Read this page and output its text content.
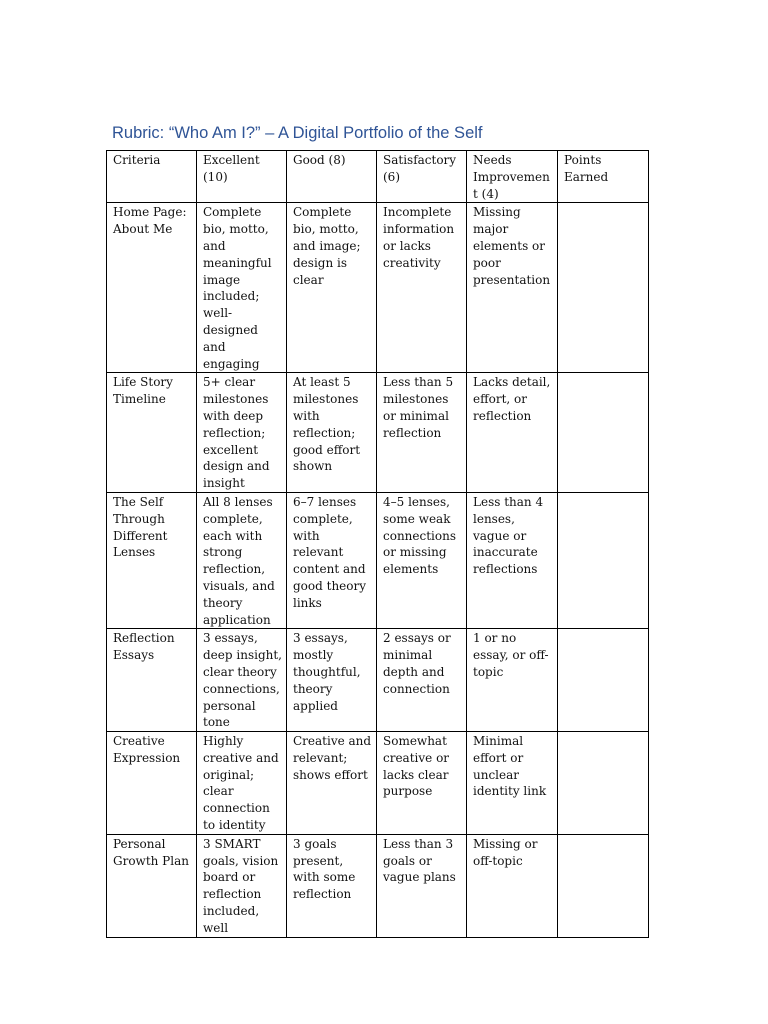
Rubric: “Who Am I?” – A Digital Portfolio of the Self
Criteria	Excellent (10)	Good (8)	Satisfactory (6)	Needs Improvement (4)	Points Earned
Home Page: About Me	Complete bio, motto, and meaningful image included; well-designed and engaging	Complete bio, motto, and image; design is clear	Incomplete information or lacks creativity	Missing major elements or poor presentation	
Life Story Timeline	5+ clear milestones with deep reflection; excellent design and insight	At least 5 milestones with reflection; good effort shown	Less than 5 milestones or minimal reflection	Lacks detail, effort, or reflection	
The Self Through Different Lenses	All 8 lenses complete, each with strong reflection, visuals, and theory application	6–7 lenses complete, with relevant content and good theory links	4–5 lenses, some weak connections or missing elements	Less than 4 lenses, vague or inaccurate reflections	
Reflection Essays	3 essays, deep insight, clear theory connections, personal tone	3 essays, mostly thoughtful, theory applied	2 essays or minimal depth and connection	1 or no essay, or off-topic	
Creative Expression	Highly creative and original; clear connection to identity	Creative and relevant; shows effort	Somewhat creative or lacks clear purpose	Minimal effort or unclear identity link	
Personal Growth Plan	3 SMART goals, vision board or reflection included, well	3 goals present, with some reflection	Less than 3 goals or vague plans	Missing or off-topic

* * *

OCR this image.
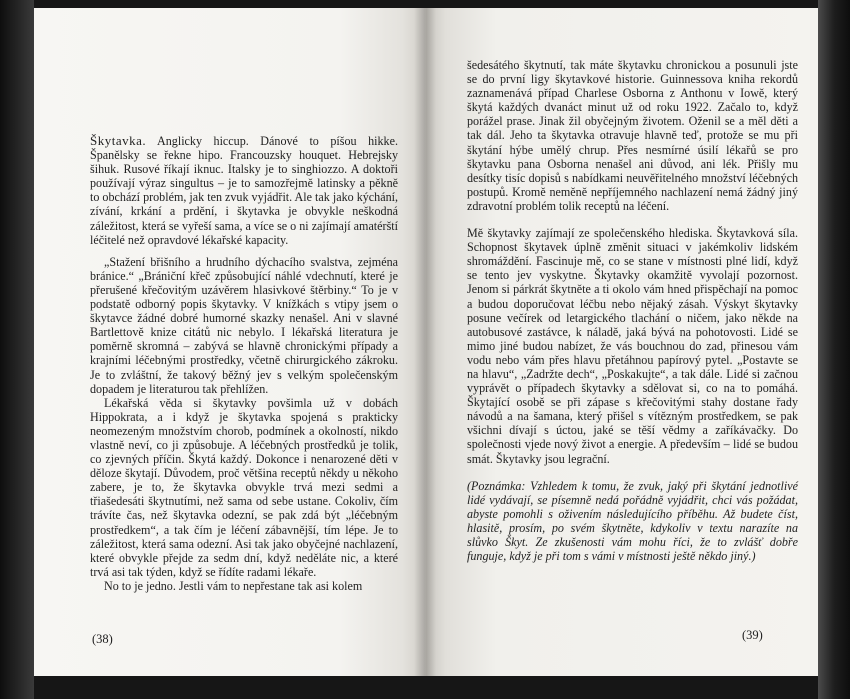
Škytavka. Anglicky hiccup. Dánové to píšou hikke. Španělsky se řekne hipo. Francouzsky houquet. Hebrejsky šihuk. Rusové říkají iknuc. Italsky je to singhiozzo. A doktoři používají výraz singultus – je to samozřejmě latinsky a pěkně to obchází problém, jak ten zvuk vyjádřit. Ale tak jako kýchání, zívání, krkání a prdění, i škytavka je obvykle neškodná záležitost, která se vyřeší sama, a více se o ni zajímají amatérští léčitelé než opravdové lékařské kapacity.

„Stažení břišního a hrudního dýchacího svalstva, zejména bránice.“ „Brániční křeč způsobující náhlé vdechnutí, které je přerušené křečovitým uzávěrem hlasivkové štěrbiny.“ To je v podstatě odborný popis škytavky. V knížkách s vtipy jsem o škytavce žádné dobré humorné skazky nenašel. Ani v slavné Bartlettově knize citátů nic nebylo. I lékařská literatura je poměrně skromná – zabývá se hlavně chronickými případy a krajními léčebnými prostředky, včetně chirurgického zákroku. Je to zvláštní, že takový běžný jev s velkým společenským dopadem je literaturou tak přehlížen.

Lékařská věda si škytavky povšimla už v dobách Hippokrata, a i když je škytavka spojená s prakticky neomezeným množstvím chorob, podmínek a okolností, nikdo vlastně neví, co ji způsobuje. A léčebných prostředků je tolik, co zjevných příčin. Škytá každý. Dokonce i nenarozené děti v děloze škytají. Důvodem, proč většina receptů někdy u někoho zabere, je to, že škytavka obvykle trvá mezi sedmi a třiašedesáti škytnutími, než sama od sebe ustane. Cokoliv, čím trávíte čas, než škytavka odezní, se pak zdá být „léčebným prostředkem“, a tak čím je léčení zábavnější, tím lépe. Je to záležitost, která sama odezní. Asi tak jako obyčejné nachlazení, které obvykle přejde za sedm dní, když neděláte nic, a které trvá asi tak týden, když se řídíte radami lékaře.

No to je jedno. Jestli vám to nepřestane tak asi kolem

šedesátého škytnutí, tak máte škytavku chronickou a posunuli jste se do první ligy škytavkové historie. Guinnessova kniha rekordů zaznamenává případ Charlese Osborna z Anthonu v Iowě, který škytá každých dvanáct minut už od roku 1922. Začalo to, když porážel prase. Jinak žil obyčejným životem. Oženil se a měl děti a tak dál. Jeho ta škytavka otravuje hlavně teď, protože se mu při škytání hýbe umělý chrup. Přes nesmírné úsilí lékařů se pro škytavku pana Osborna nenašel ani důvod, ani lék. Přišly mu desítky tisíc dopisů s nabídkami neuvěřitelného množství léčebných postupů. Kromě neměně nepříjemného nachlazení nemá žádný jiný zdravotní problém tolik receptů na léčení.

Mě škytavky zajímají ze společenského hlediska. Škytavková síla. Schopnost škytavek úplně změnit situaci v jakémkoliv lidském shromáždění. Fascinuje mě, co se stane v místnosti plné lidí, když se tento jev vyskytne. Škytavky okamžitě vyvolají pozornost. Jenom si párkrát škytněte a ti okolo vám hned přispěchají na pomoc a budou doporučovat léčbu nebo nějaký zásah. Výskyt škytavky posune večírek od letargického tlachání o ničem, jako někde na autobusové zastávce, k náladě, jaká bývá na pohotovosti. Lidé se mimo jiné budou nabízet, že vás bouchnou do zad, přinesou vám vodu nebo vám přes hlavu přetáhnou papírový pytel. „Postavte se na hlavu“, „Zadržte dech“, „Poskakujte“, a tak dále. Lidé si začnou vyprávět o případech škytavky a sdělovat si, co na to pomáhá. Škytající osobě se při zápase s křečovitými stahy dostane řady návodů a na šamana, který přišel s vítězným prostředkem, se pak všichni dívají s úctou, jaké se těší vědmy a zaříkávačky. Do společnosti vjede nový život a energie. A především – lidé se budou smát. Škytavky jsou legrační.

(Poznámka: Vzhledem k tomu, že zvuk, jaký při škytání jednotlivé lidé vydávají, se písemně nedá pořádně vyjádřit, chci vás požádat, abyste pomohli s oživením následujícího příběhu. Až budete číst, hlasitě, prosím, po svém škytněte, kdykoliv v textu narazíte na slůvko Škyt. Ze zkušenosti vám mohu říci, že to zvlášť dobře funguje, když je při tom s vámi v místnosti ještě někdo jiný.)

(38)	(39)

**GOAL**. Provide solely the number of lines in the data that include the word "included".

**RESPONSE FOR THIS EXERCISE**. 2